(Problem) Below are some records; repeat them all exactly, minus the pictures.

Collected data entries
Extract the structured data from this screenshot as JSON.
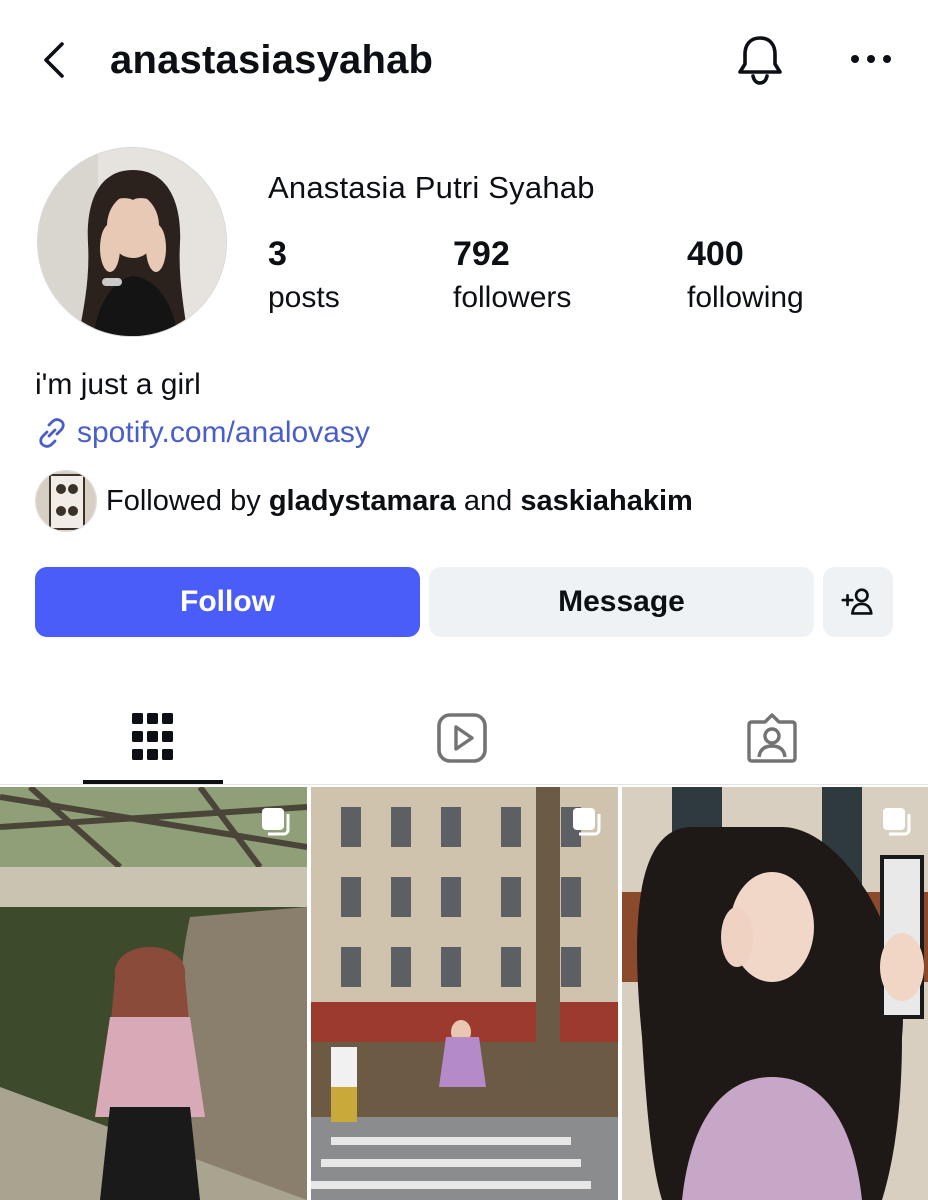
{
  "header": {
    "username": "anastasiasyahab"
  },
  "profile": {
    "full_name": "Anastasia Putri Syahab",
    "stats": [
      {
        "value": "3",
        "label": "posts"
      },
      {
        "value": "792",
        "label": "followers"
      },
      {
        "value": "400",
        "label": "following"
      }
    ],
    "bio": "i'm just a girl",
    "link": "spotify.com/analovasy",
    "followed_by": {
      "prefix": "Followed by ",
      "user1": "gladystamara",
      "middle": " and ",
      "user2": "saskiahakim"
    }
  },
  "actions": {
    "follow_label": "Follow",
    "message_label": "Message"
  },
  "tabs": [
    "grid-icon",
    "reels-icon",
    "tagged-icon"
  ],
  "colors": {
    "accent": "#4a5df9",
    "link": "#4a5ec9",
    "button_bg": "#eff2f5"
  }
}
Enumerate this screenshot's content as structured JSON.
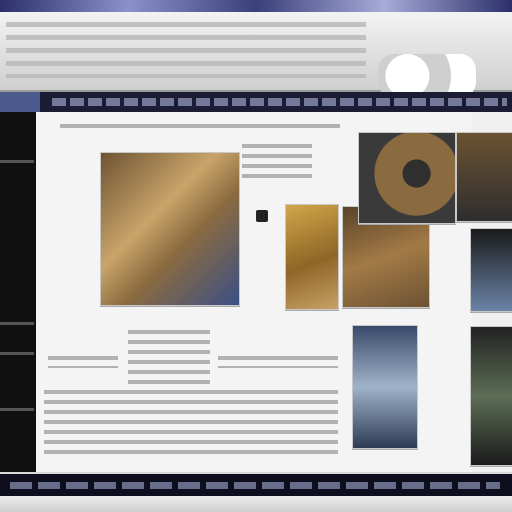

(Output below)
Extract the structured data from this screenshot as JSON.
{
  "header": {
    "username": "anastasiasyahab"
  },
  "profile": {
    "full_name": "Anastasia Putri Syahab",
    "stats": [
      {
        "value": "3",
        "label": "posts"
      },
      {
        "value": "792",
        "label": "followers"
      },
      {
        "value": "400",
        "label": "following"
      }
    ],
    "bio": "i'm just a girl",
    "link": "spotify.com/analovasy",
    "followed_by": {
      "prefix": "Followed by ",
      "user1": "gladystamara",
      "middle": " and ",
      "user2": "saskiahakim"
    }
  },
  "actions": {
    "follow_label": "Follow",
    "message_label": "Message"
  },
  "tabs": [
    "grid-icon",
    "reels-icon",
    "tagged-icon"
  ],
  "colors": {
    "accent": "#4a5df9",
    "link": "#4a5ec9",
    "button_bg": "#eff2f5"
  }
}
Enumerate this screenshot's content as structured JSON.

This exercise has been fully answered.